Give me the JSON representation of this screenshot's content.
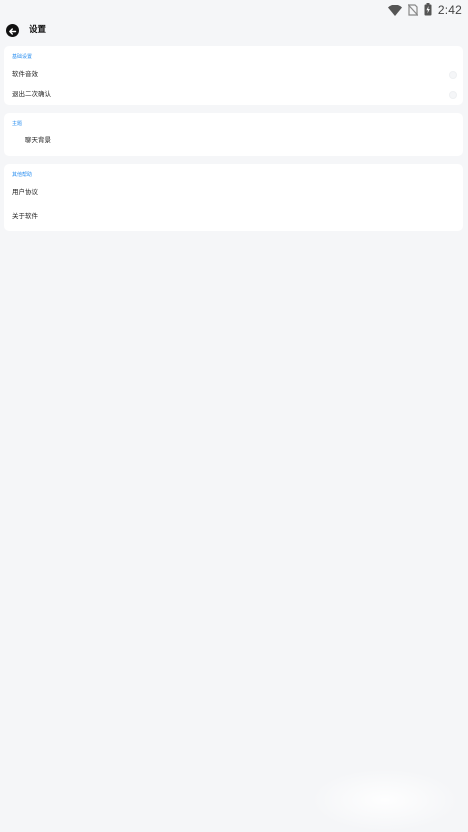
{
  "status_bar": {
    "time": "2:42",
    "icons": [
      "wifi-icon",
      "no-sim-icon",
      "battery-charging-icon"
    ]
  },
  "header": {
    "title": "设置",
    "back_icon": "arrow-left-icon"
  },
  "sections": {
    "basic": {
      "label": "基础设置",
      "items": [
        {
          "label": "软件音效",
          "toggle_on": false
        },
        {
          "label": "退出二次确认",
          "toggle_on": false
        }
      ]
    },
    "theme": {
      "label": "主题",
      "items": [
        {
          "label": "聊天背景"
        }
      ]
    },
    "about": {
      "label": "其他帮助",
      "items": [
        {
          "label": "用户协议"
        },
        {
          "label": "关于软件"
        }
      ]
    }
  },
  "colors": {
    "accent": "#2b8ff0",
    "background": "#f5f6f8",
    "card": "#ffffff"
  }
}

-=-=-

- [WHAT IS REQUIRED] Apart from the pictures, the entries above are to be repeated in full and exactly.

- [THE COMPLETED TASK]
Give me the JSON representation of this screenshot's content.
{
  "status_bar": {
    "time": "2:42",
    "icons": [
      "wifi-icon",
      "no-sim-icon",
      "battery-charging-icon"
    ]
  },
  "header": {
    "title": "设置",
    "back_icon": "arrow-left-icon"
  },
  "sections": {
    "basic": {
      "label": "基础设置",
      "items": [
        {
          "label": "软件音效",
          "toggle_on": false
        },
        {
          "label": "退出二次确认",
          "toggle_on": false
        }
      ]
    },
    "theme": {
      "label": "主题",
      "items": [
        {
          "label": "聊天背景"
        }
      ]
    },
    "about": {
      "label": "其他帮助",
      "items": [
        {
          "label": "用户协议"
        },
        {
          "label": "关于软件"
        }
      ]
    }
  },
  "colors": {
    "accent": "#2b8ff0",
    "background": "#f5f6f8",
    "card": "#ffffff"
  }
}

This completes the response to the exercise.